Dataset rows:
——

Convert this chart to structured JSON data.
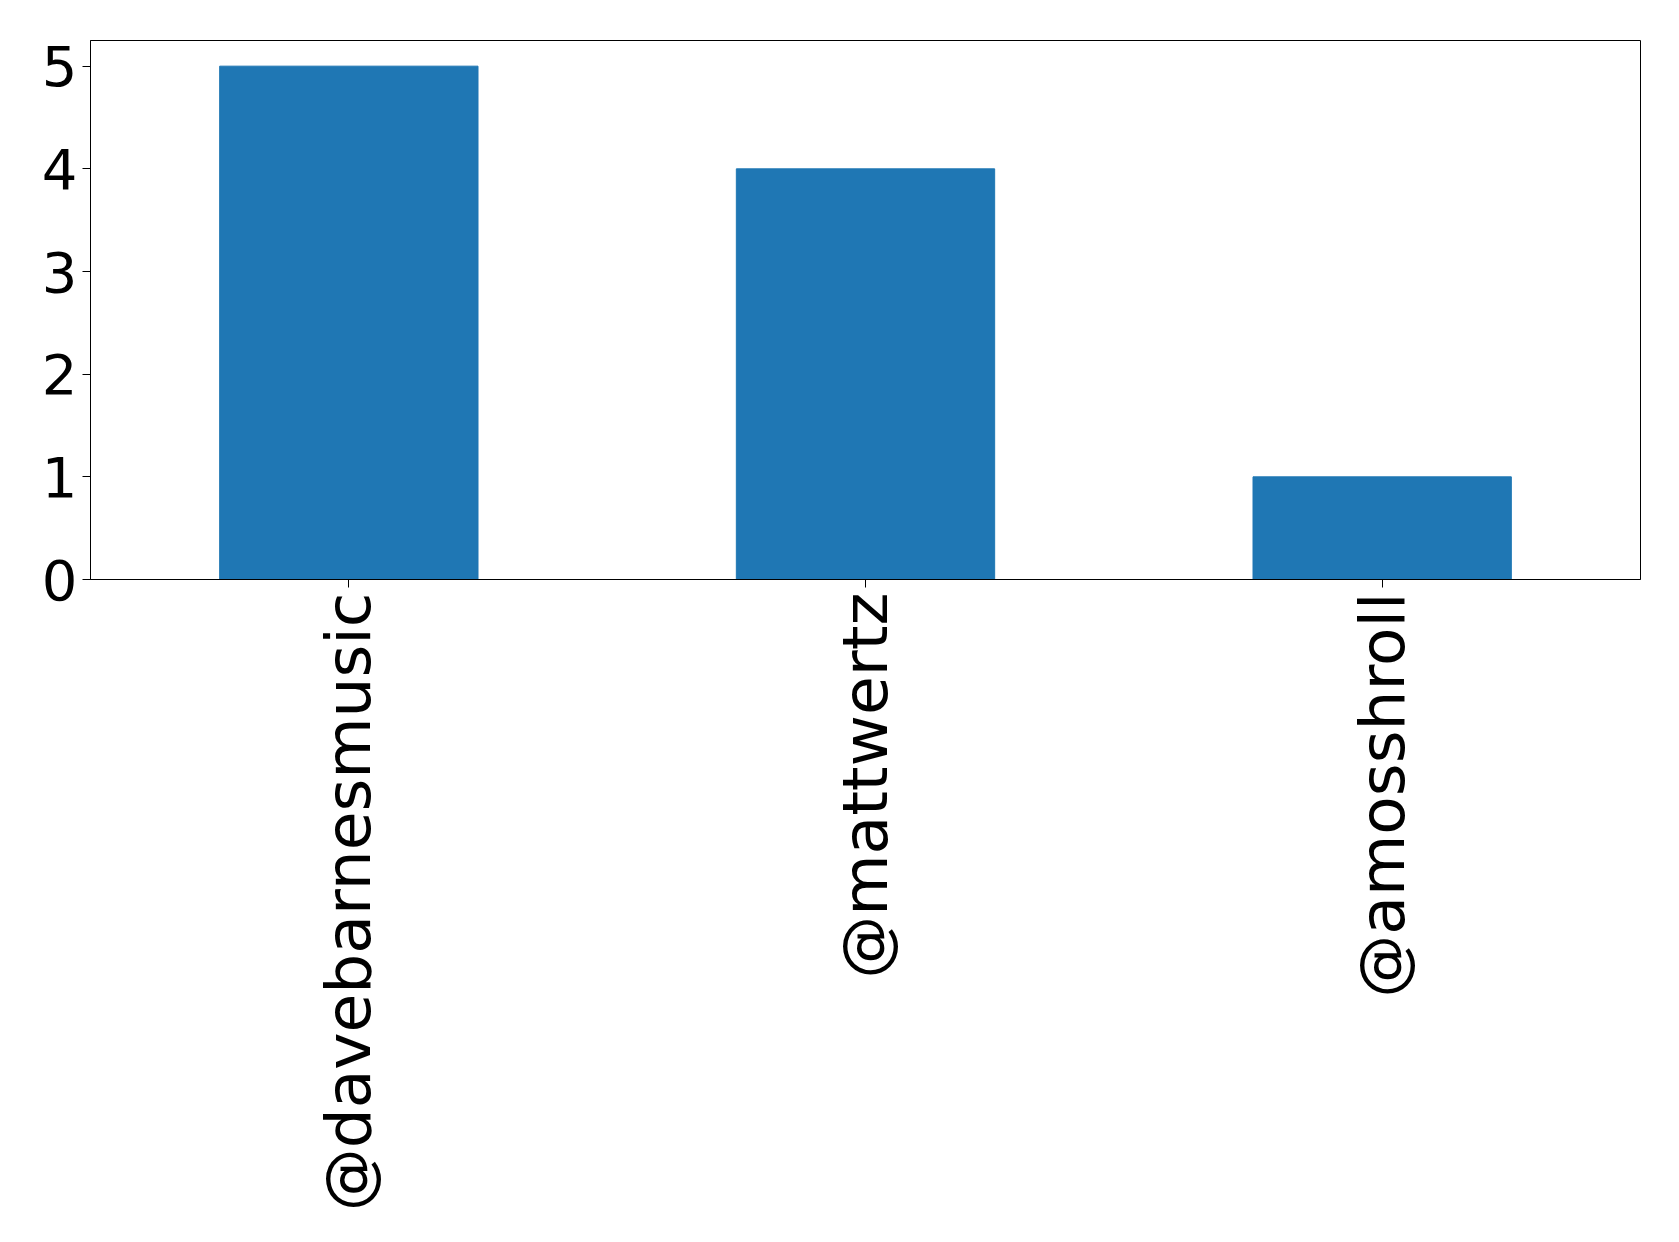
{
  "chart_data": {
    "type": "bar",
    "categories": [
      "@davebarnesmusic",
      "@mattwertz",
      "@amosshroll"
    ],
    "values": [
      5,
      4,
      1
    ],
    "color": "#1f77b4",
    "ylim": [
      0,
      5.25
    ],
    "yticks": [
      0,
      1,
      2,
      3,
      4,
      5
    ]
  }
}
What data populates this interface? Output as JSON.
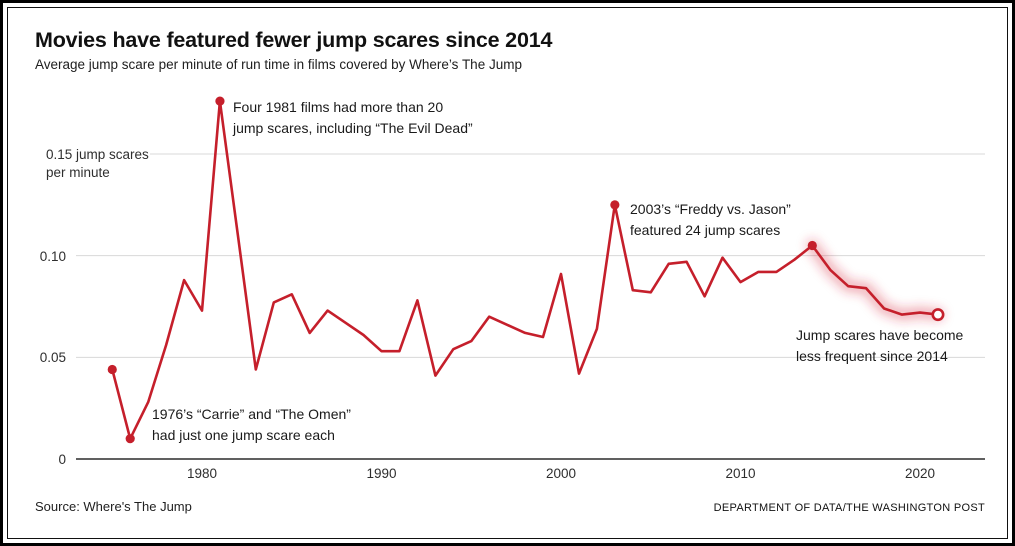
{
  "header": {
    "title": "Movies have featured fewer jump scares since 2014",
    "subtitle": "Average jump scare per minute of run time in films covered by Where’s The Jump"
  },
  "chart_data": {
    "type": "line",
    "title": "Movies have featured fewer jump scares since 2014",
    "xlabel": "",
    "ylabel": "jump scares per minute",
    "x": [
      1975,
      1976,
      1977,
      1978,
      1979,
      1980,
      1981,
      1982,
      1983,
      1984,
      1985,
      1986,
      1987,
      1988,
      1989,
      1990,
      1991,
      1992,
      1993,
      1994,
      1995,
      1996,
      1997,
      1998,
      1999,
      2000,
      2001,
      2002,
      2003,
      2004,
      2005,
      2006,
      2007,
      2008,
      2009,
      2010,
      2011,
      2012,
      2013,
      2014,
      2015,
      2016,
      2017,
      2018,
      2019,
      2020,
      2021
    ],
    "series": [
      {
        "name": "Average jump scares per minute",
        "values": [
          0.044,
          0.01,
          0.028,
          0.056,
          0.088,
          0.073,
          0.176,
          0.11,
          0.044,
          0.077,
          0.081,
          0.062,
          0.073,
          0.067,
          0.061,
          0.053,
          0.053,
          0.078,
          0.041,
          0.054,
          0.058,
          0.07,
          0.066,
          0.062,
          0.06,
          0.091,
          0.042,
          0.064,
          0.125,
          0.083,
          0.082,
          0.096,
          0.097,
          0.08,
          0.099,
          0.087,
          0.092,
          0.092,
          0.098,
          0.105,
          0.093,
          0.085,
          0.084,
          0.074,
          0.071,
          0.072,
          0.071
        ]
      }
    ],
    "ylim": [
      0,
      0.18
    ],
    "xlim": [
      1974.5,
      2023
    ],
    "grid": "horizontal",
    "legend_position": "none",
    "line_color": "#c51f2b",
    "glow_color": "#d62839",
    "gridline_color": "#d8d8d8",
    "zeroline_color": "#4a4a4a",
    "highlight_from_year": 2014,
    "markers": {
      "filled_years": [
        1975,
        1976,
        1981,
        2003,
        2014
      ],
      "open_years": [
        2021
      ]
    },
    "yticks": [
      {
        "value": 0.15,
        "label": "0.15 jump scares\nper minute"
      },
      {
        "value": 0.1,
        "label": "0.10"
      },
      {
        "value": 0.05,
        "label": "0.05"
      },
      {
        "value": 0,
        "label": "0"
      }
    ],
    "xticks": [
      {
        "value": 1980,
        "label": "1980"
      },
      {
        "value": 1990,
        "label": "1990"
      },
      {
        "value": 2000,
        "label": "2000"
      },
      {
        "value": 2010,
        "label": "2010"
      },
      {
        "value": 2020,
        "label": "2020"
      }
    ],
    "annotations": [
      {
        "id": "peak-1981",
        "text": "Four 1981 films had more than 20\njump scares, including “The Evil Dead”"
      },
      {
        "id": "peak-2003",
        "text": "2003’s “Freddy vs. Jason”\nfeatured 24 jump scares"
      },
      {
        "id": "low-1976",
        "text": "1976’s “Carrie” and “The Omen”\nhad just one jump scare each"
      },
      {
        "id": "trend-2014",
        "text": "Jump scares have become\nless frequent since 2014"
      }
    ]
  },
  "footer": {
    "source": "Source: Where's The Jump",
    "credit": "DEPARTMENT OF DATA/THE WASHINGTON POST"
  }
}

——

What is being asked:
Go through the listing above and write it all out exactly, leaving out any picture.

Written answer:
Convert this chart to structured JSON data.
{
  "chart_data": {
    "type": "bar",
    "categories": [
      "@davebarnesmusic",
      "@mattwertz",
      "@amosshroll"
    ],
    "values": [
      5,
      4,
      1
    ],
    "color": "#1f77b4",
    "ylim": [
      0,
      5.25
    ],
    "yticks": [
      0,
      1,
      2,
      3,
      4,
      5
    ]
  }
}
What data populates this interface? Output as JSON.
{
  "header": {
    "title": "Movies have featured fewer jump scares since 2014",
    "subtitle": "Average jump scare per minute of run time in films covered by Where’s The Jump"
  },
  "chart_data": {
    "type": "line",
    "title": "Movies have featured fewer jump scares since 2014",
    "xlabel": "",
    "ylabel": "jump scares per minute",
    "x": [
      1975,
      1976,
      1977,
      1978,
      1979,
      1980,
      1981,
      1982,
      1983,
      1984,
      1985,
      1986,
      1987,
      1988,
      1989,
      1990,
      1991,
      1992,
      1993,
      1994,
      1995,
      1996,
      1997,
      1998,
      1999,
      2000,
      2001,
      2002,
      2003,
      2004,
      2005,
      2006,
      2007,
      2008,
      2009,
      2010,
      2011,
      2012,
      2013,
      2014,
      2015,
      2016,
      2017,
      2018,
      2019,
      2020,
      2021
    ],
    "series": [
      {
        "name": "Average jump scares per minute",
        "values": [
          0.044,
          0.01,
          0.028,
          0.056,
          0.088,
          0.073,
          0.176,
          0.11,
          0.044,
          0.077,
          0.081,
          0.062,
          0.073,
          0.067,
          0.061,
          0.053,
          0.053,
          0.078,
          0.041,
          0.054,
          0.058,
          0.07,
          0.066,
          0.062,
          0.06,
          0.091,
          0.042,
          0.064,
          0.125,
          0.083,
          0.082,
          0.096,
          0.097,
          0.08,
          0.099,
          0.087,
          0.092,
          0.092,
          0.098,
          0.105,
          0.093,
          0.085,
          0.084,
          0.074,
          0.071,
          0.072,
          0.071
        ]
      }
    ],
    "ylim": [
      0,
      0.18
    ],
    "xlim": [
      1974.5,
      2023
    ],
    "grid": "horizontal",
    "legend_position": "none",
    "line_color": "#c51f2b",
    "glow_color": "#d62839",
    "gridline_color": "#d8d8d8",
    "zeroline_color": "#4a4a4a",
    "highlight_from_year": 2014,
    "markers": {
      "filled_years": [
        1975,
        1976,
        1981,
        2003,
        2014
      ],
      "open_years": [
        2021
      ]
    },
    "yticks": [
      {
        "value": 0.15,
        "label": "0.15 jump scares\nper minute"
      },
      {
        "value": 0.1,
        "label": "0.10"
      },
      {
        "value": 0.05,
        "label": "0.05"
      },
      {
        "value": 0,
        "label": "0"
      }
    ],
    "xticks": [
      {
        "value": 1980,
        "label": "1980"
      },
      {
        "value": 1990,
        "label": "1990"
      },
      {
        "value": 2000,
        "label": "2000"
      },
      {
        "value": 2010,
        "label": "2010"
      },
      {
        "value": 2020,
        "label": "2020"
      }
    ],
    "annotations": [
      {
        "id": "peak-1981",
        "text": "Four 1981 films had more than 20\njump scares, including “The Evil Dead”"
      },
      {
        "id": "peak-2003",
        "text": "2003’s “Freddy vs. Jason”\nfeatured 24 jump scares"
      },
      {
        "id": "low-1976",
        "text": "1976’s “Carrie” and “The Omen”\nhad just one jump scare each"
      },
      {
        "id": "trend-2014",
        "text": "Jump scares have become\nless frequent since 2014"
      }
    ]
  },
  "footer": {
    "source": "Source: Where's The Jump",
    "credit": "DEPARTMENT OF DATA/THE WASHINGTON POST"
  }
}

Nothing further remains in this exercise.